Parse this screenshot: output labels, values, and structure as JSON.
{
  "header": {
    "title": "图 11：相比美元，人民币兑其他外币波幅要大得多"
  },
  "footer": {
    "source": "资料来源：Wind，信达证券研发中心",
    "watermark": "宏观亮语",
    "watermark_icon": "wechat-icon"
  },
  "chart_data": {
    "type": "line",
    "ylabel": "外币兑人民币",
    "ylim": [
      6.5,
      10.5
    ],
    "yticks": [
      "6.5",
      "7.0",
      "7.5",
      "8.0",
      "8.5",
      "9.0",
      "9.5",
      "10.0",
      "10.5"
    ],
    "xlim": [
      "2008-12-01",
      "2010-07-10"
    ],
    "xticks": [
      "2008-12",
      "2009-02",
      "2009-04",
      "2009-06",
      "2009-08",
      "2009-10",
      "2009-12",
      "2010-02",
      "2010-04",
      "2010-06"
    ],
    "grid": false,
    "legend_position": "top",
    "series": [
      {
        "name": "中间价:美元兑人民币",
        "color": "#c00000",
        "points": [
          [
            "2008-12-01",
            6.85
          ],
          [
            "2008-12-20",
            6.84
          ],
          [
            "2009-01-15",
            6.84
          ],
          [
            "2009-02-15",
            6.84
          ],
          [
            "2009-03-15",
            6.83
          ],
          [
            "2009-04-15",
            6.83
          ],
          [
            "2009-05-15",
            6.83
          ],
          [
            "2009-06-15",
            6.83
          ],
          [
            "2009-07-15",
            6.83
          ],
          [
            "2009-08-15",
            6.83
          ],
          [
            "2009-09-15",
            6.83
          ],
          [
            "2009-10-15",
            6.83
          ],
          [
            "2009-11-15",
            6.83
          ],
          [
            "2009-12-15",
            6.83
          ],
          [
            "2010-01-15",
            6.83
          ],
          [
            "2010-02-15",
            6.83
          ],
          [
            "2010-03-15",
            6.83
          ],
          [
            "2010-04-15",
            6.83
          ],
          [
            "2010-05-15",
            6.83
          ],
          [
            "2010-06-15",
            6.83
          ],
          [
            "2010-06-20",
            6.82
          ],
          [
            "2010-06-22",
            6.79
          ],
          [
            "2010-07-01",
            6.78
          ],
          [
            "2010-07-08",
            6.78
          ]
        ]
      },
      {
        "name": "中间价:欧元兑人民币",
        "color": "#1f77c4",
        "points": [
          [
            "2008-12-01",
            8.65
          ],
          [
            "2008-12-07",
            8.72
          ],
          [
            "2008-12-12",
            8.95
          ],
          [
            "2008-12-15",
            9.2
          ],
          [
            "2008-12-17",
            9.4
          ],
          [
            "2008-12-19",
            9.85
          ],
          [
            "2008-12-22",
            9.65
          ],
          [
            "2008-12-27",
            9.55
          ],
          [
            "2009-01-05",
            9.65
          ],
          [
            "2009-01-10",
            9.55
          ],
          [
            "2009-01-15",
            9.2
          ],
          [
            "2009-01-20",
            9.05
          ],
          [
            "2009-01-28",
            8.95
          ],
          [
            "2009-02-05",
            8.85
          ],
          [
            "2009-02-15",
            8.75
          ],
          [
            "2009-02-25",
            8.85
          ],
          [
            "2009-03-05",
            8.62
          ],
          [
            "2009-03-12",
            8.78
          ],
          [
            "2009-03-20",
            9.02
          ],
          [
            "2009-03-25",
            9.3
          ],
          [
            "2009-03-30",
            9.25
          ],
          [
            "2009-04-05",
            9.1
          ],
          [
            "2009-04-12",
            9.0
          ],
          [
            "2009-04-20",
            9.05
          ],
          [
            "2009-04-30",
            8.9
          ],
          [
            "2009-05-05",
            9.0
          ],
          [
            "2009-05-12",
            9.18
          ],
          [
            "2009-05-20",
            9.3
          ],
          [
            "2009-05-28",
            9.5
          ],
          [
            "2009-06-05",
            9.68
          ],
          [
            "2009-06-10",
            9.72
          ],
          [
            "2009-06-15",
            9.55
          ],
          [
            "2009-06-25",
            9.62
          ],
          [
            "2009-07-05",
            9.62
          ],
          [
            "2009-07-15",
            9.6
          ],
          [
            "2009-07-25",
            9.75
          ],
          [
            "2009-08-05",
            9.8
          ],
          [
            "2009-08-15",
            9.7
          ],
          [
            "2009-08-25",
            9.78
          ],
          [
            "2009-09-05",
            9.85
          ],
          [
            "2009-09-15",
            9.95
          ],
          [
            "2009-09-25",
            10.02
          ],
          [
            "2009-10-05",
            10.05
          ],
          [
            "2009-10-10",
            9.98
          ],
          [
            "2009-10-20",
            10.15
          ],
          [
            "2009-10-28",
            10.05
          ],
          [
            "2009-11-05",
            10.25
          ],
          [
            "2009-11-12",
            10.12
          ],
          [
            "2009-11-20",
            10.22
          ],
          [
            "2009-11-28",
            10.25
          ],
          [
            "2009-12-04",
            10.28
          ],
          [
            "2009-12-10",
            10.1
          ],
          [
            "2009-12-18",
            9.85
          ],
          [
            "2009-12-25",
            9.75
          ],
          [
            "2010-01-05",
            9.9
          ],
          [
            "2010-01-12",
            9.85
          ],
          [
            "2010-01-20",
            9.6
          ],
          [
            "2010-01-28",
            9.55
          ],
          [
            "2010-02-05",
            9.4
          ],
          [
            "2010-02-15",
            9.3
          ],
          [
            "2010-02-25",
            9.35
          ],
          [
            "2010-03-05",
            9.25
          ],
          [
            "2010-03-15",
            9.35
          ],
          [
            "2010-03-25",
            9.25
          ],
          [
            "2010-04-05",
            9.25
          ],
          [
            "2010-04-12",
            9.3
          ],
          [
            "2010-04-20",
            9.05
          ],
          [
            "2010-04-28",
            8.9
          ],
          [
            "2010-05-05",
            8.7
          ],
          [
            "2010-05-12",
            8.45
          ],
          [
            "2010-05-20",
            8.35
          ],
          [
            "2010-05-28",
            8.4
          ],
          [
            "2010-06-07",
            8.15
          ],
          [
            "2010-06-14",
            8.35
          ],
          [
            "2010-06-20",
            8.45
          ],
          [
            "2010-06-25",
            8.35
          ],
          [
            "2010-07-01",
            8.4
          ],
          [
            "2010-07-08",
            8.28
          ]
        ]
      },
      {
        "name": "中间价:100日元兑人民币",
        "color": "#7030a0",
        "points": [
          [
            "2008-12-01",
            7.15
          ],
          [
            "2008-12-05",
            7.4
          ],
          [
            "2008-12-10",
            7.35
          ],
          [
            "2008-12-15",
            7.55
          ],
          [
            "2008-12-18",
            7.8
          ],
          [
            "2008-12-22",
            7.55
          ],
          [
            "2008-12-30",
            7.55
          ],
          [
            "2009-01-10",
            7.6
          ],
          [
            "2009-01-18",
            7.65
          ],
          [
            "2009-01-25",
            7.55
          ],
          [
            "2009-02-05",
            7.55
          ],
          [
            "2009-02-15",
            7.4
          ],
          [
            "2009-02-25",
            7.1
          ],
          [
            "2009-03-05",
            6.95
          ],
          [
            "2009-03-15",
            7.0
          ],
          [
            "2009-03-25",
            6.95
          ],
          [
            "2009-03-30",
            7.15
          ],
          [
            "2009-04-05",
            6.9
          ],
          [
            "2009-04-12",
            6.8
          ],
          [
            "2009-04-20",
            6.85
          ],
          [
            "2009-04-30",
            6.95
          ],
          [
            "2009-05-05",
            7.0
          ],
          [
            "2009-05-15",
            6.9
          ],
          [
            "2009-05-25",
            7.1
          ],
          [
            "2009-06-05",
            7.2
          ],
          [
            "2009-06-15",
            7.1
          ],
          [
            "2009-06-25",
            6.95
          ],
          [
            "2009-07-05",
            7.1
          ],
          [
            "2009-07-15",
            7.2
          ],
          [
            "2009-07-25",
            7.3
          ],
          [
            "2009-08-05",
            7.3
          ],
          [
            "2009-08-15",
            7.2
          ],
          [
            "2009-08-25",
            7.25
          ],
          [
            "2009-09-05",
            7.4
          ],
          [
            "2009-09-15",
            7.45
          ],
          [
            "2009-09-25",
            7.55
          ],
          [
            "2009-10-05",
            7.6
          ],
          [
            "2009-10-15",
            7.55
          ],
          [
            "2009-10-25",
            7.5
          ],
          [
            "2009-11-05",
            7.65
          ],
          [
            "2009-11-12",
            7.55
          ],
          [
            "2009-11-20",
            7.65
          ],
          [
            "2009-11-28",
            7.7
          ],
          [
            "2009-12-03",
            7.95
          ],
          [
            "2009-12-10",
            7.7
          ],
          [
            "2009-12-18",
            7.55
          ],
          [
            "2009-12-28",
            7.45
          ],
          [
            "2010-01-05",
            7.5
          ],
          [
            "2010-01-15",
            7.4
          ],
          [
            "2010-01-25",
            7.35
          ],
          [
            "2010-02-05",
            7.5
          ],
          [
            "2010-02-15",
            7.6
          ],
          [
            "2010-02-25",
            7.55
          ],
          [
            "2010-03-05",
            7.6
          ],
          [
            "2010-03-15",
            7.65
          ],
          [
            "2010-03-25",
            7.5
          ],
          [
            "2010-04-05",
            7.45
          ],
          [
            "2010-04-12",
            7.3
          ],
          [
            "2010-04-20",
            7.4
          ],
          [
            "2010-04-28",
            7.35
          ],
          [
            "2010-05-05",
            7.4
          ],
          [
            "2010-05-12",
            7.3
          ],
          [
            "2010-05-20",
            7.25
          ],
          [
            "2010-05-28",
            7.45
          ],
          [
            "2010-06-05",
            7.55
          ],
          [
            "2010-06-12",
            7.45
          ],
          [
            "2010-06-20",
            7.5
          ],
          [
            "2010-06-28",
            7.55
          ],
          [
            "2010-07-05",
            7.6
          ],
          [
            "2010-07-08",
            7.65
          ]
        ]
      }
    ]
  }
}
+--
Required work: Count every line in the data where the string "color" occurs. Give nothing except the number.

Output for this task: 3